**Goal:** Return the records that follow unaltered. Omit every picture.

**Source material:**
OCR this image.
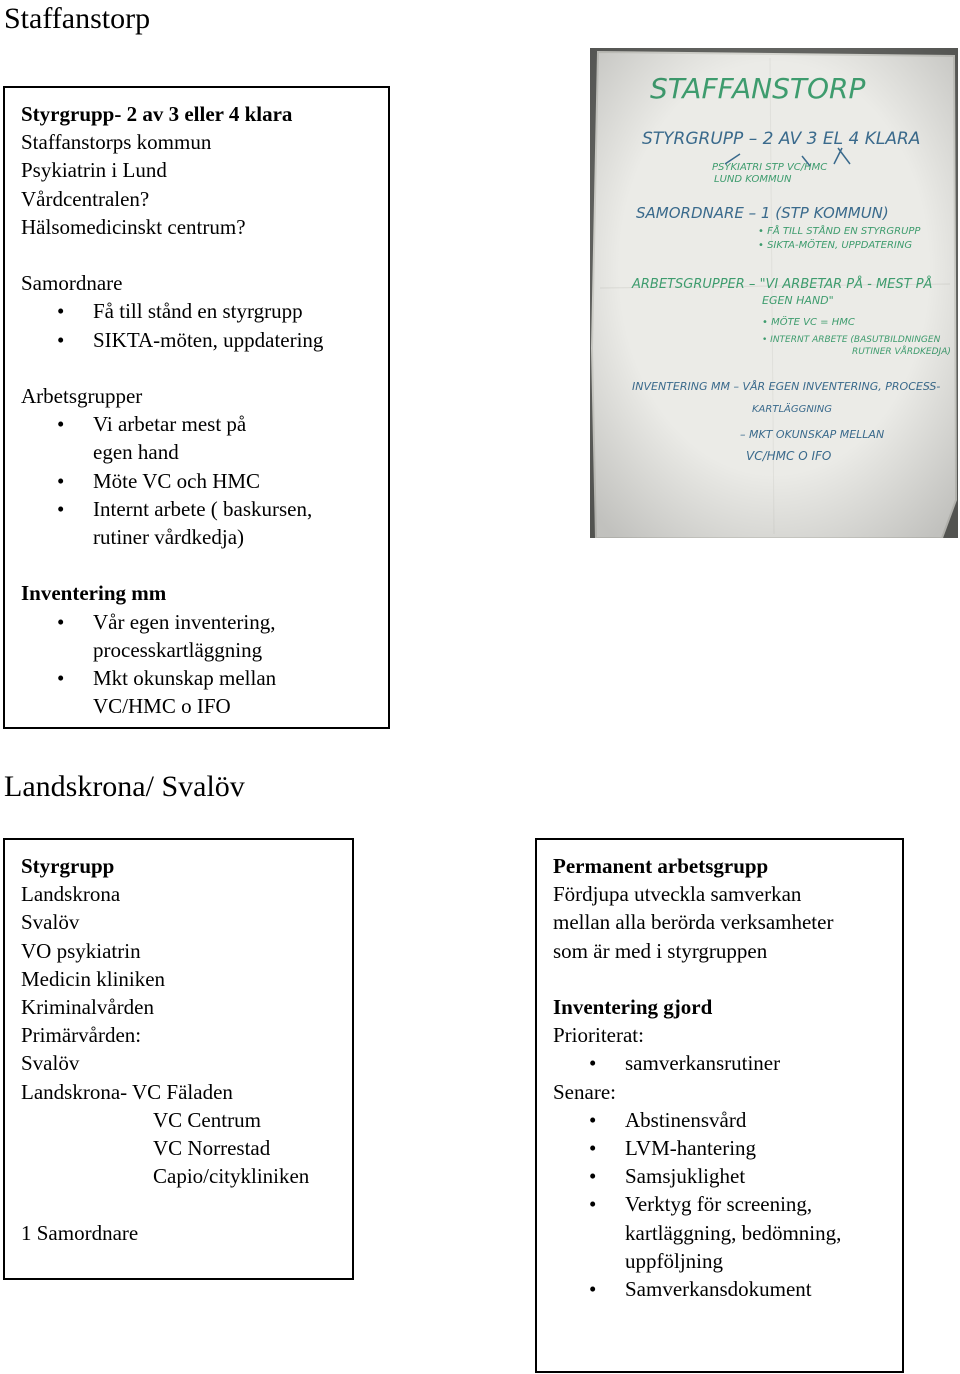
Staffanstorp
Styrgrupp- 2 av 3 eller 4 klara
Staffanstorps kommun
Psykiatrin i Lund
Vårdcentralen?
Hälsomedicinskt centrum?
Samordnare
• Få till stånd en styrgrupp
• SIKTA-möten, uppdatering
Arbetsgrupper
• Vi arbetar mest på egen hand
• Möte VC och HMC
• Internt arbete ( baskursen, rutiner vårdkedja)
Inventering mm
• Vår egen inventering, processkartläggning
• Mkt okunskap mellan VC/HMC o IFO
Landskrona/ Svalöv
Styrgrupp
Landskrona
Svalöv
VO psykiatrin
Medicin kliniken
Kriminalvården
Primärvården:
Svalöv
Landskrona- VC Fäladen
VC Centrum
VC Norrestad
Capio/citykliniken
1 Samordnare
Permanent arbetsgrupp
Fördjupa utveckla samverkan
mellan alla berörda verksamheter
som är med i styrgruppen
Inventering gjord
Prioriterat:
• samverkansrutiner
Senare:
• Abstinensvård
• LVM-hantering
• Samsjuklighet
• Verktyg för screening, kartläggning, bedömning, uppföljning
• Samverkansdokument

**The reply:**
OCR this image.
Staffanstorp
Styrgrupp- 2 av 3 eller 4 klara
Staffanstorps kommun
Psykiatrin i Lund
Vårdcentralen?
Hälsomedicinskt centrum?
Samordnare
• Få till stånd en styrgrupp
• SIKTA-möten, uppdatering
Arbetsgrupper
• Vi arbetar mest på egen hand
• Möte VC och HMC
• Internt arbete ( baskursen, rutiner vårdkedja)
Inventering mm
• Vår egen inventering, processkartläggning
• Mkt okunskap mellan VC/HMC o IFO
Landskrona/ Svalöv
Styrgrupp
Landskrona
Svalöv
VO psykiatrin
Medicin kliniken
Kriminalvården
Primärvården:
Svalöv
Landskrona- VC Fäladen
VC Centrum
VC Norrestad
Capio/citykliniken
1 Samordnare
Permanent arbetsgrupp
Fördjupa utveckla samverkan
mellan alla berörda verksamheter
som är med i styrgruppen
Inventering gjord
Prioriterat:
• samverkansrutiner
Senare:
• Abstinensvård
• LVM-hantering
• Samsjuklighet
• Verktyg för screening, kartläggning, bedömning, uppföljning
• Samverkansdokument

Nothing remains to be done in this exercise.